TASK:
Write the records below out again exactly as given, with no images.

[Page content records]
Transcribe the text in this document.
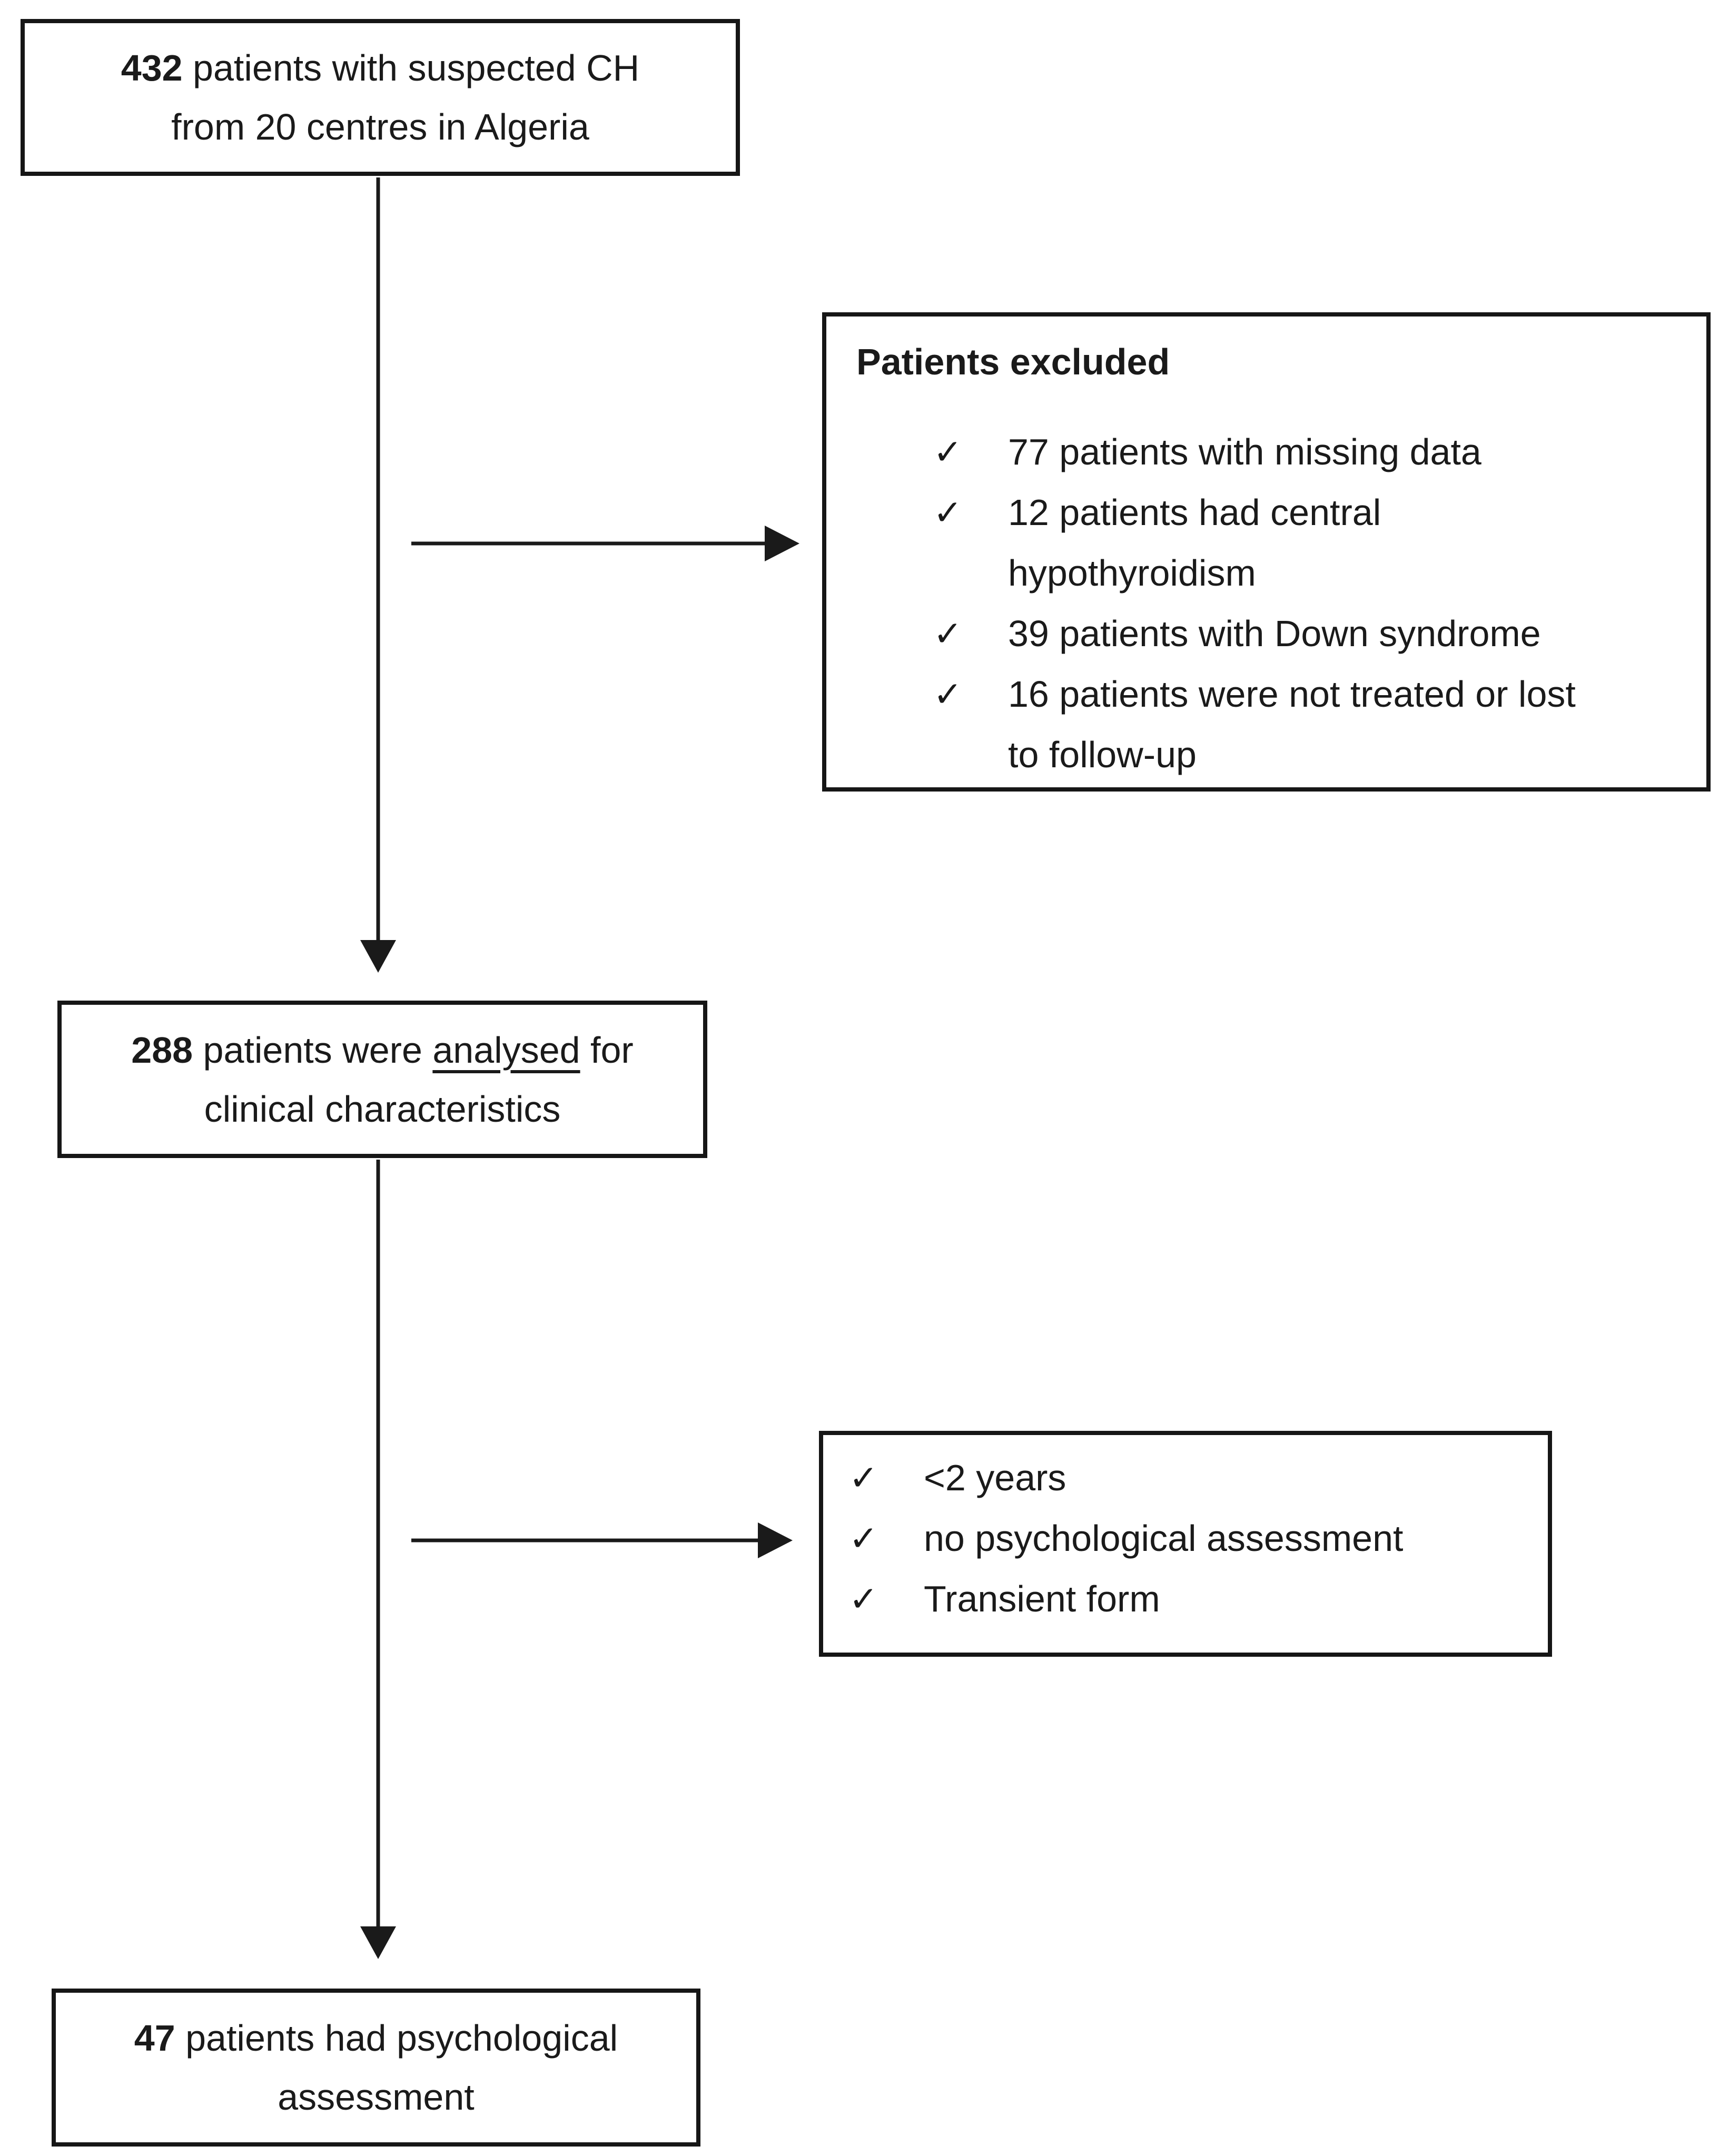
432 patients with suspected CH
from 20 centres in Algeria
Patients excluded
✓ 77 patients with missing data
✓ 12 patients had central
hypothyroidism
✓ 39 patients with Down syndrome
✓ 16 patients were not treated or lost
to follow-up
288 patients were analysed for
clinical characteristics
✓ <2 years
✓ no psychological assessment
✓ Transient form
47 patients had psychological
assessment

EXERCISE SOLUTION:
Transcribe the text in this document.
432 patients with suspected CH
from 20 centres in Algeria
Patients excluded
✓ 77 patients with missing data
✓ 12 patients had central
hypothyroidism
✓ 39 patients with Down syndrome
✓ 16 patients were not treated or lost
to follow-up
288 patients were analysed for
clinical characteristics
✓ <2 years
✓ no psychological assessment
✓ Transient form
47 patients had psychological
assessment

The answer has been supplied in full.